_Exercise goal_
Each line containing the word "вместе" should be found and copied.

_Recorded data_
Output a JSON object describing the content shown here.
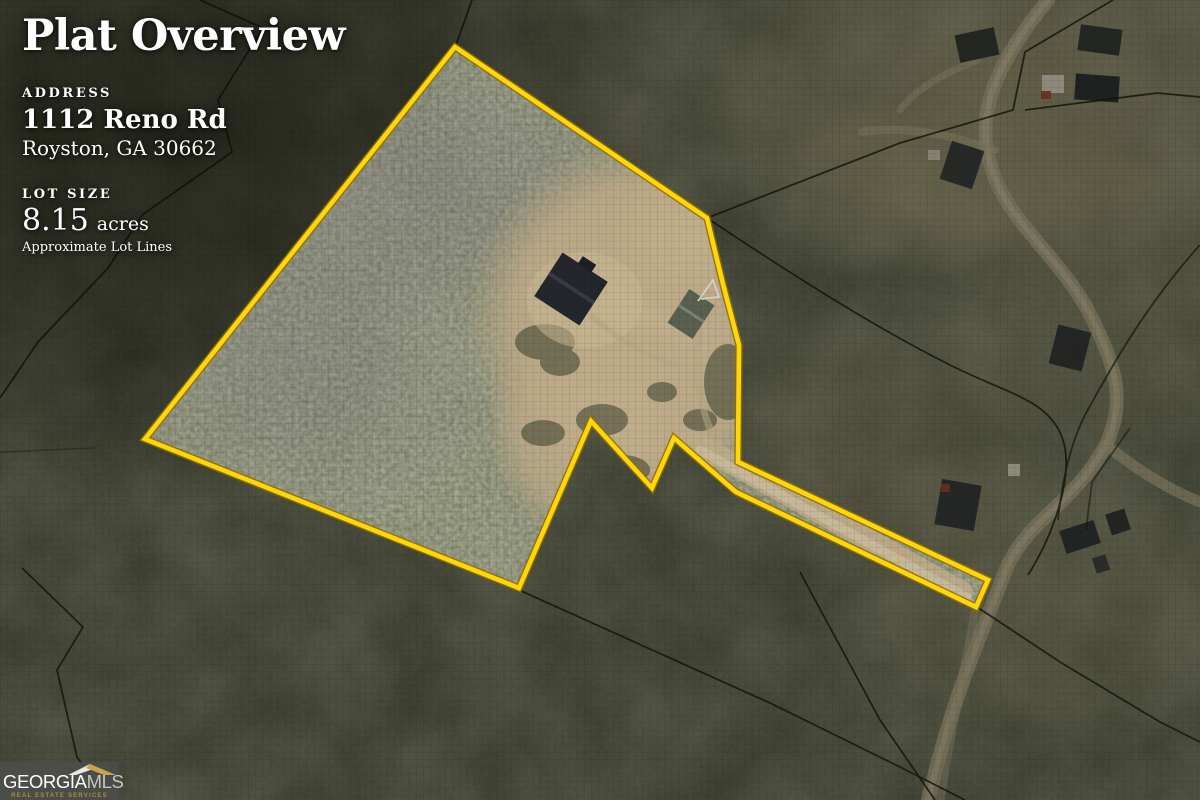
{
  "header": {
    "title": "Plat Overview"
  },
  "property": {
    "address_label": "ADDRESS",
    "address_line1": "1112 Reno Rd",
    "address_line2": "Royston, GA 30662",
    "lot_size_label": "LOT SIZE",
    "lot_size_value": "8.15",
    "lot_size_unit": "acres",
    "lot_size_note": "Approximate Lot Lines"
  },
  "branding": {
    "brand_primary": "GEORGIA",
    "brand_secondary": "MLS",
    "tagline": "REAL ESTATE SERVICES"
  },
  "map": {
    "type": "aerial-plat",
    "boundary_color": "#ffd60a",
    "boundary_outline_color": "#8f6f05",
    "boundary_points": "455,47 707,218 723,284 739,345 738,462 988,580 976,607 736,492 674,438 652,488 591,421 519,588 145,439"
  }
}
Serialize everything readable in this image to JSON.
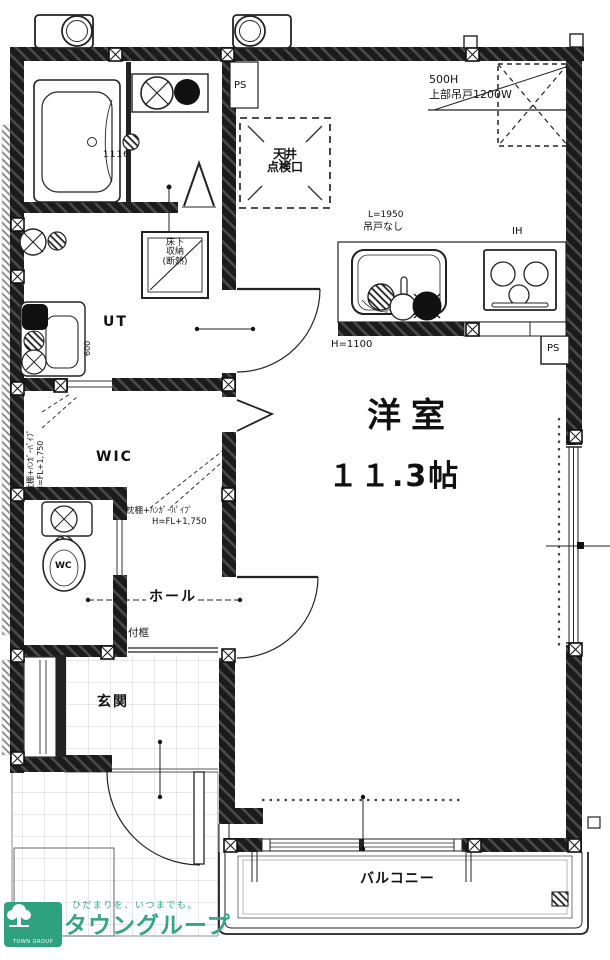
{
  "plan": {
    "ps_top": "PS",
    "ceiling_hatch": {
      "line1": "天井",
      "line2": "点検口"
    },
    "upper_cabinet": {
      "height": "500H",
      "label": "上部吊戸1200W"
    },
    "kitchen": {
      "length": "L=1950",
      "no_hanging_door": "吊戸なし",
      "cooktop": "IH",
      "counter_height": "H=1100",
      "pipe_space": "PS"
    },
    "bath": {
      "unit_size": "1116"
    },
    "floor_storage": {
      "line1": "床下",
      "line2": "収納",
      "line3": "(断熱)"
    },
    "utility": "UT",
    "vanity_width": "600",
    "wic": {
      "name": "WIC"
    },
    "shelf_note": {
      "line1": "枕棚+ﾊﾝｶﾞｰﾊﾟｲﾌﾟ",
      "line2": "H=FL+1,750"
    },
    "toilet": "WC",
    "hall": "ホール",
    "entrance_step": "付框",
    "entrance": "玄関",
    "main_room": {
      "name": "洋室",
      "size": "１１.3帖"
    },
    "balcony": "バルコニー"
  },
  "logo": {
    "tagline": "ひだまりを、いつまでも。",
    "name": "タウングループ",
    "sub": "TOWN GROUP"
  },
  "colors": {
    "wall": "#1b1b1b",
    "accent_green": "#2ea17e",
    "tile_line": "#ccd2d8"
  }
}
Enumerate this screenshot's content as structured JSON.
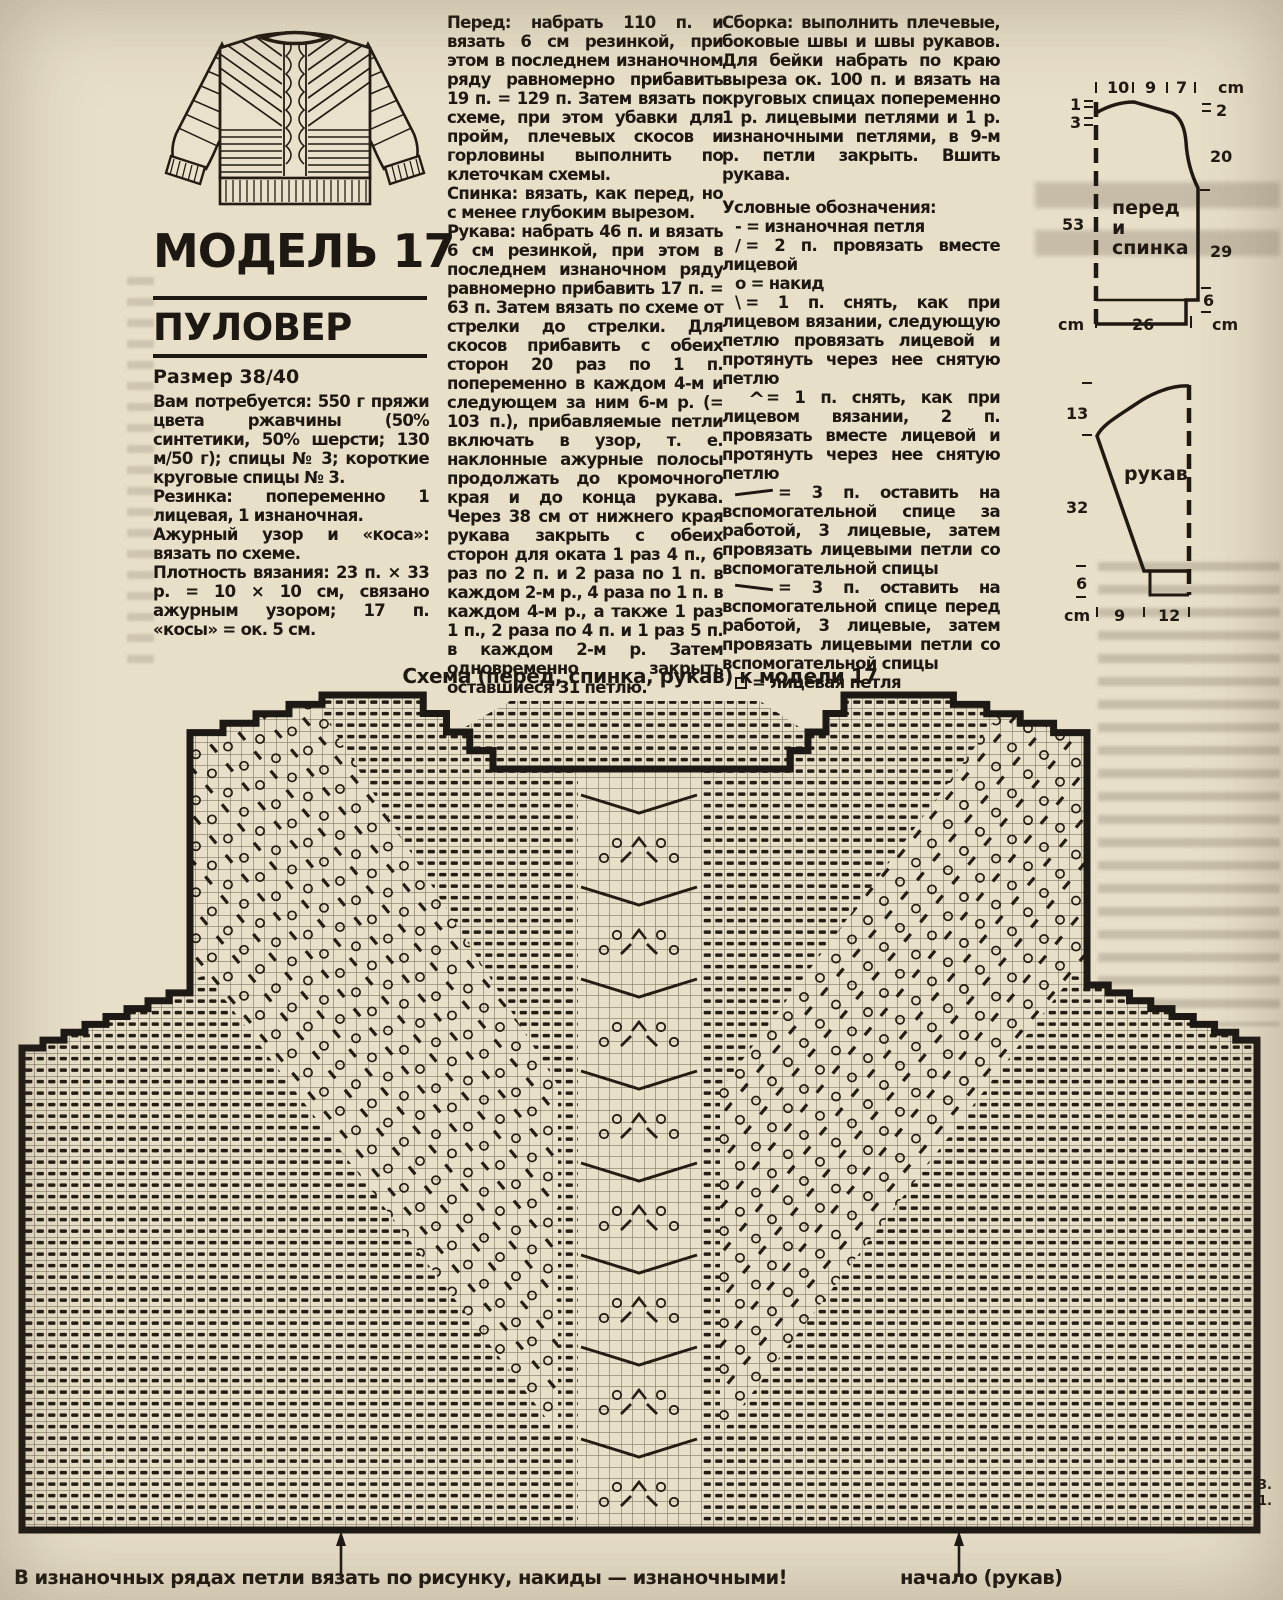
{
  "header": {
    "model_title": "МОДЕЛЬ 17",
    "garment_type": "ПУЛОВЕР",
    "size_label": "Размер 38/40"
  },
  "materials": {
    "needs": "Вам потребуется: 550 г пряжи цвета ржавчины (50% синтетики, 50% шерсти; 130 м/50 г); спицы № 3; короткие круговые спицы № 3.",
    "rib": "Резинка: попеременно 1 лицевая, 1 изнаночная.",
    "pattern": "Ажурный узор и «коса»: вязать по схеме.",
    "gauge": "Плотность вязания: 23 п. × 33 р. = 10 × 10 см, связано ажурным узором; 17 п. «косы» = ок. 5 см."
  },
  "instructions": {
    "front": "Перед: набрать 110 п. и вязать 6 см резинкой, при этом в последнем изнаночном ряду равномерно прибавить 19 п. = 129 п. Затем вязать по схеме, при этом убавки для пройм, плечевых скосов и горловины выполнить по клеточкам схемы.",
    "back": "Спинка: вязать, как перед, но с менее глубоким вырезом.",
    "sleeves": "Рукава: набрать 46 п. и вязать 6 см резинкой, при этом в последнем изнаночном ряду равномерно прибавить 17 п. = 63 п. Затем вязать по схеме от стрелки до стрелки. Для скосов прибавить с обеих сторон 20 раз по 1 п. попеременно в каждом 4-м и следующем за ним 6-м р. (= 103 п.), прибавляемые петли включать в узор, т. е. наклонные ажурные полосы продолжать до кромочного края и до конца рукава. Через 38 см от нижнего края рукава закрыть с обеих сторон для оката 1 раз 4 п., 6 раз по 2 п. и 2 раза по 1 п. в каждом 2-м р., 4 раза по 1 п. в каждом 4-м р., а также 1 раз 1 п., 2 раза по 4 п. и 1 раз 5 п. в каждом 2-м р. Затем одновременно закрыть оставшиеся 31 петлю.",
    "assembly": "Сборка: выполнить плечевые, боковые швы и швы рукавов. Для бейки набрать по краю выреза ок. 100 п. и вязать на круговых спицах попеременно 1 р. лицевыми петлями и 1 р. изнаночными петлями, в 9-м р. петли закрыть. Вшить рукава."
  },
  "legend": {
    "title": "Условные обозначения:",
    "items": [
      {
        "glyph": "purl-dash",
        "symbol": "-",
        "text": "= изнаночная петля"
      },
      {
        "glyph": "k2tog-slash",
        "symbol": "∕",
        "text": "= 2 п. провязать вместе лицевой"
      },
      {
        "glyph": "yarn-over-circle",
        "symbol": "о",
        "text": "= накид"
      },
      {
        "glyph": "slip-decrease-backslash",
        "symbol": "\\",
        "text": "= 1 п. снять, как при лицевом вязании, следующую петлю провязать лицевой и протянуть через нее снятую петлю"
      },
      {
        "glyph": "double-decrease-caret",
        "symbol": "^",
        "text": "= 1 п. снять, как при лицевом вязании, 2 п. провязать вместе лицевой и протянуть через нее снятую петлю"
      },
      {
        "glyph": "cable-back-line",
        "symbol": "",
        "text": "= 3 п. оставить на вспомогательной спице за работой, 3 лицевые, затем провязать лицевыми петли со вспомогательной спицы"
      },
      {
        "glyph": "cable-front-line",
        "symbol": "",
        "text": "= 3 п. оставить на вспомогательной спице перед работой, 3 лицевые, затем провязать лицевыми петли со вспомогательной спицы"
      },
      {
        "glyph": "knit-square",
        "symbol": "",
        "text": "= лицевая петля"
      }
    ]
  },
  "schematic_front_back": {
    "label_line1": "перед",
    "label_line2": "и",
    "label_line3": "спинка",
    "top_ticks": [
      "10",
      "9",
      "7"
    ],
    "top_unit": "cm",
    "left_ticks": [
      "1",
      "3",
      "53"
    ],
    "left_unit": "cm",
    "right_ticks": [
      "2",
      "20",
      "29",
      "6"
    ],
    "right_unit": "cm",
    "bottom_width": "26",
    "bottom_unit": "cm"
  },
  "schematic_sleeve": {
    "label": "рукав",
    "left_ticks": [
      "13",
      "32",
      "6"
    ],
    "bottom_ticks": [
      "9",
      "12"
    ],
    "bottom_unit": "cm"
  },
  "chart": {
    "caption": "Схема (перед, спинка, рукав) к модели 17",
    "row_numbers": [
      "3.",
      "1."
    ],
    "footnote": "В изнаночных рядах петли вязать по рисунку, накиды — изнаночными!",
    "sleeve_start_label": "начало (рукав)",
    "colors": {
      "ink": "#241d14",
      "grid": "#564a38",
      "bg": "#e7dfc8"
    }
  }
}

_Task answer_
        "text": "= 2 п. провязать вместе лицевой"
        "text": "= 1 п. снять, как при лицевом вязании, 2 п. провязать вместе лицевой и протянуть через нее снятую петлю"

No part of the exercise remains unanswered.